Texto proporcionado ▸
>>>>>

Brabo se sentía en Asturias dueño absoluto de su destino y del destino de los otros: «Pues sí, querido Manolo, el tiempo no existe y por eso he pasado grandes espacios de mi vegetar luchando por la Independencia de mi Imperio, con mi Ley y mi Justicia (…) la luna siempre es la misma cada veintiocho días a las ocho, de llegar, en las circunstancias que tú sabes, con un paquete de cuatro días, que me honre y terriblemente fichado y recomendado, ya era Jefe de la Zona Sur, a cien kilómetros del mando, mi residencia con fuerzas de todas clases, cárceles a mi disposición y FEUDO INDEPENDIENTE (palabras del General Abriat, tan loco como yo, pero inteligente)».

<<<<<

Extractos de datos ▸

>>>>>

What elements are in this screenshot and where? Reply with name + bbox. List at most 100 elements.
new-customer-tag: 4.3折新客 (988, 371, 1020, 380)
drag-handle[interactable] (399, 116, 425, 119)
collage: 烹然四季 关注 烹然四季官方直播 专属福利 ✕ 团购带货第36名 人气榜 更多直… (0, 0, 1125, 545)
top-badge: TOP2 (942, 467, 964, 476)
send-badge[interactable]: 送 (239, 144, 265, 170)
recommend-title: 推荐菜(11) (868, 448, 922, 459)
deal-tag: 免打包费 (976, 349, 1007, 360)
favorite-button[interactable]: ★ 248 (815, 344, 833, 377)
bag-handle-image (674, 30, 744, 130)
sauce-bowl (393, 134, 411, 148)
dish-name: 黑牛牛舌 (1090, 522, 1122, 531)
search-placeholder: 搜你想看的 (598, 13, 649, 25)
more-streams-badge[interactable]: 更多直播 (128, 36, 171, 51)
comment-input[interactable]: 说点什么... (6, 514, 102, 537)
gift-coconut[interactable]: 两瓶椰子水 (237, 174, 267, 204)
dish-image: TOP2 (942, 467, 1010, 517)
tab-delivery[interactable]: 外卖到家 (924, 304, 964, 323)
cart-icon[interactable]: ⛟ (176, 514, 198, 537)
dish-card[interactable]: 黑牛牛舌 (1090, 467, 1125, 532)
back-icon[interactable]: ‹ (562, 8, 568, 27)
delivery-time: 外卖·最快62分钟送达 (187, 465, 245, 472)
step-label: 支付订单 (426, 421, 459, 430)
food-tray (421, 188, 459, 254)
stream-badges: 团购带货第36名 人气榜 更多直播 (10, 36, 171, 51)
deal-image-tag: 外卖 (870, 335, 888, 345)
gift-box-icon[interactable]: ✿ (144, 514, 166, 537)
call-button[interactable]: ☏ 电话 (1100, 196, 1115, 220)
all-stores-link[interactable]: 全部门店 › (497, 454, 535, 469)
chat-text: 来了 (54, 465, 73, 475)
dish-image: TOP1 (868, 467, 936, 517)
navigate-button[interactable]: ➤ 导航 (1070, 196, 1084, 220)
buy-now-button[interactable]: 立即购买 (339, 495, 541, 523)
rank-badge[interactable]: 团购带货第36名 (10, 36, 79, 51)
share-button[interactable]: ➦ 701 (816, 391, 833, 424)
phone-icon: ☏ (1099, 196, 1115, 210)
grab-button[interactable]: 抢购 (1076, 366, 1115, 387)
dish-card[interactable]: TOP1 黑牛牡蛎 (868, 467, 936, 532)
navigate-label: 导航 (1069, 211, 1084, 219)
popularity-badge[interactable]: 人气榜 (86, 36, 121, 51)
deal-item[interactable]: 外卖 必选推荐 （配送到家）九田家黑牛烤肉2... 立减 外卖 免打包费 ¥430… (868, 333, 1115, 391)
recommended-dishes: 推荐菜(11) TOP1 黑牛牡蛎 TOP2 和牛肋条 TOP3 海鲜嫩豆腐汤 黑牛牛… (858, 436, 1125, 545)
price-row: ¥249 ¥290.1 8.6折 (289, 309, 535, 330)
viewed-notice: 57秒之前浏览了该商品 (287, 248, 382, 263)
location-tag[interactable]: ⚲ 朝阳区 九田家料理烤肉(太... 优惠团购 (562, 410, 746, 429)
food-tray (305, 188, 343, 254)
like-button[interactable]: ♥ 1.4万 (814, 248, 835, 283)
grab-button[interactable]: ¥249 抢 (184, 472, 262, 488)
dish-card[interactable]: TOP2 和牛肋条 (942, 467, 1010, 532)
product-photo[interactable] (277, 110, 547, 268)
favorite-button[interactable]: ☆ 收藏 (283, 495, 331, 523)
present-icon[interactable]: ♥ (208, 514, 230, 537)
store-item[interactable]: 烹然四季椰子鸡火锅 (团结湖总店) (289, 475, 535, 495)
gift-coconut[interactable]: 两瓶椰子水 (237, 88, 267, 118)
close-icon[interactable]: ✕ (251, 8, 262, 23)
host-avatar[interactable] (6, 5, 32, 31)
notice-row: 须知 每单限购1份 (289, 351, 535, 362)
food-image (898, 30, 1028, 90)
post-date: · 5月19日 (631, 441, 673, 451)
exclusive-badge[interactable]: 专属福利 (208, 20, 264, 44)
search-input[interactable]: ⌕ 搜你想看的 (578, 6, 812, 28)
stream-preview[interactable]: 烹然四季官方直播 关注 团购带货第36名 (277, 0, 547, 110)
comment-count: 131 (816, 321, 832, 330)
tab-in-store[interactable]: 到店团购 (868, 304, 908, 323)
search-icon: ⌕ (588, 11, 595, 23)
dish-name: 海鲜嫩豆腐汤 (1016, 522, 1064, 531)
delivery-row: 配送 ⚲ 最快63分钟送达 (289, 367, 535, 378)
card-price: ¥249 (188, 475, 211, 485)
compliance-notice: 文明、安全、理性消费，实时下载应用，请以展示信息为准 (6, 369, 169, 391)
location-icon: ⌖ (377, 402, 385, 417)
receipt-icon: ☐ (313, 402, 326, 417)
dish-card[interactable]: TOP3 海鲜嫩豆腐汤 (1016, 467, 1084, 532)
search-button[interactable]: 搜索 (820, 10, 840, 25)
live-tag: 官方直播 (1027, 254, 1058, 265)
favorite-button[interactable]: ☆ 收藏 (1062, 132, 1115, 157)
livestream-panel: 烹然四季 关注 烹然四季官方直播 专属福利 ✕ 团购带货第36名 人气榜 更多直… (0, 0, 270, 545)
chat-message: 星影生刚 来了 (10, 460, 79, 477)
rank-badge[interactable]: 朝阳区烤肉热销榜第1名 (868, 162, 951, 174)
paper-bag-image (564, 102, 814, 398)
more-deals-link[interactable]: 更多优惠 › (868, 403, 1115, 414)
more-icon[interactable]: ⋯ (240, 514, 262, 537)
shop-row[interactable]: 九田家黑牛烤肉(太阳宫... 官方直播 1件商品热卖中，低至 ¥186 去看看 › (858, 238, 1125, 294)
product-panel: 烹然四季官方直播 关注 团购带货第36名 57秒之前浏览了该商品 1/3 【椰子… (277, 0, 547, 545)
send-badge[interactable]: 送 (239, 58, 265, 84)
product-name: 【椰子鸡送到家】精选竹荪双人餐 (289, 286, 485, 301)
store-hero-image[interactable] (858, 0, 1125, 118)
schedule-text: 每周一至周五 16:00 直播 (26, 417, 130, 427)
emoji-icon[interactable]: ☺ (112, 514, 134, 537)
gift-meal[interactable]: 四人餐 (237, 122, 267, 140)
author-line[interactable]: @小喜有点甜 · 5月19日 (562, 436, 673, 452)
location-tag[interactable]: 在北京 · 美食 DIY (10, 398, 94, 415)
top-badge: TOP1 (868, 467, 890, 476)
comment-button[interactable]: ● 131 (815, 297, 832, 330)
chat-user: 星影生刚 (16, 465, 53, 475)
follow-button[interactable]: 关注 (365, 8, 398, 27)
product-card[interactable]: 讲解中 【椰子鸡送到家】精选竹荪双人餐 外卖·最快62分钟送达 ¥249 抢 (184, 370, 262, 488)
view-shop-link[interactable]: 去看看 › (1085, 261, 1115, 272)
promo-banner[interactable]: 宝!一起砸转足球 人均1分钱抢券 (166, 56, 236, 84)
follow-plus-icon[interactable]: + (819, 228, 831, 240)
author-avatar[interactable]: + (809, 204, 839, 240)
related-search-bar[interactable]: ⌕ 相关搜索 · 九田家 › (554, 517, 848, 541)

<<<<<

Exploración del material ▸
A. Enumere todas las personas que el texto sobre Brabo menciona por su nombre.
B. Según el texto sobre Brabo, ¿qué cargo ocupaba ya Brabo?
C. Redacte una continuación del texto sobre Brabo a partir del punto en que termina.
Los registros no guardan relación alguna con el texto sobre Brabo.

Respuestas del ejercicio ▸
A. Brabo, Manolo y el General Abriat.

B. Era Jefe de la Zona Sur.

C.
Ante tal cúmulo de informaciones sobre las prácticas llevadas a cabo por este oficial de la Guardia Civil -tanto en Asturias como en Barcelona como responsable del Rondín Antimarxista a lo largo de 1939-, se puede tener la tentación de pensar que este miembro de la Benemérita pudo constituir motivo de inspiración para un personaje como el del “capitán Vidal”, interpretado por el actor Sergi López en la película El laberinto del fauno, dirigida por Guillermo del Toro. Su ira sanguinaria, la mano de hierro con que dirige a sus hombres y su obsesión con honrar y dar continuidad a la estirpe militar y policial de su familia bien pueden hacérnoslo pensar así.